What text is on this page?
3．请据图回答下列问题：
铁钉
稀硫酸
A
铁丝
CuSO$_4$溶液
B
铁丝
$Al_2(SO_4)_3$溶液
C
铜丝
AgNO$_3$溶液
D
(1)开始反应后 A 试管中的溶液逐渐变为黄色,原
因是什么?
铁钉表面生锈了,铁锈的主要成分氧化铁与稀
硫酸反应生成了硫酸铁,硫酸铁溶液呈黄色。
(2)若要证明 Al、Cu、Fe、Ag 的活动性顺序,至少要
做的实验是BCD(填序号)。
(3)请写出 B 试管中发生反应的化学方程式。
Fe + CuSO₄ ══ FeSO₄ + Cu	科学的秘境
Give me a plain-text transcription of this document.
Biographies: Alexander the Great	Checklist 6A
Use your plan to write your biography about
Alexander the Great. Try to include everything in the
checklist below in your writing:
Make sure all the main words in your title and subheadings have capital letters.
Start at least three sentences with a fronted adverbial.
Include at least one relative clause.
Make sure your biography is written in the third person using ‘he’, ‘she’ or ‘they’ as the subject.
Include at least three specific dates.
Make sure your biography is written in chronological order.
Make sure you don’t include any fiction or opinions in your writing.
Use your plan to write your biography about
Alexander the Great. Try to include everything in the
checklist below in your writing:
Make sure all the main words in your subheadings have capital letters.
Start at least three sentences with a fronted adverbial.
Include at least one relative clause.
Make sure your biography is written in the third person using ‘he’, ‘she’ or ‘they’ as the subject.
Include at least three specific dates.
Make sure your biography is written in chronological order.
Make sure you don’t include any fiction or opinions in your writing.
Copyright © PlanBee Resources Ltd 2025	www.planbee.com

** Requirement **
Give an exact repetition of all the material.

** Solution to this exercise **
What text is on this page?
3．请据图回答下列问题：
铁钉
稀硫酸
A
铁丝
CuSO$_4$溶液
B
铁丝
$Al_2(SO_4)_3$溶液
C
铜丝
AgNO$_3$溶液
D
(1)开始反应后 A 试管中的溶液逐渐变为黄色,原
因是什么?
铁钉表面生锈了,铁锈的主要成分氧化铁与稀
硫酸反应生成了硫酸铁,硫酸铁溶液呈黄色。
(2)若要证明 Al、Cu、Fe、Ag 的活动性顺序,至少要
做的实验是BCD(填序号)。
(3)请写出 B 试管中发生反应的化学方程式。
Fe + CuSO₄ ══ FeSO₄ + Cu	科学的秘境
Give me a plain-text transcription of this document.
Biographies: Alexander the Great	Checklist 6A
Use your plan to write your biography about
Alexander the Great. Try to include everything in the
checklist below in your writing:
Make sure all the main words in your title and subheadings have capital letters.
Start at least three sentences with a fronted adverbial.
Include at least one relative clause.
Make sure your biography is written in the third person using ‘he’, ‘she’ or ‘they’ as the subject.
Include at least three specific dates.
Make sure your biography is written in chronological order.
Make sure you don’t include any fiction or opinions in your writing.
Use your plan to write your biography about
Alexander the Great. Try to include everything in the
checklist below in your writing:
Make sure all the main words in your subheadings have capital letters.
Start at least three sentences with a fronted adverbial.
Include at least one relative clause.
Make sure your biography is written in the third person using ‘he’, ‘she’ or ‘they’ as the subject.
Include at least three specific dates.
Make sure your biography is written in chronological order.
Make sure you don’t include any fiction or opinions in your writing.
Copyright © PlanBee Resources Ltd 2025	www.planbee.com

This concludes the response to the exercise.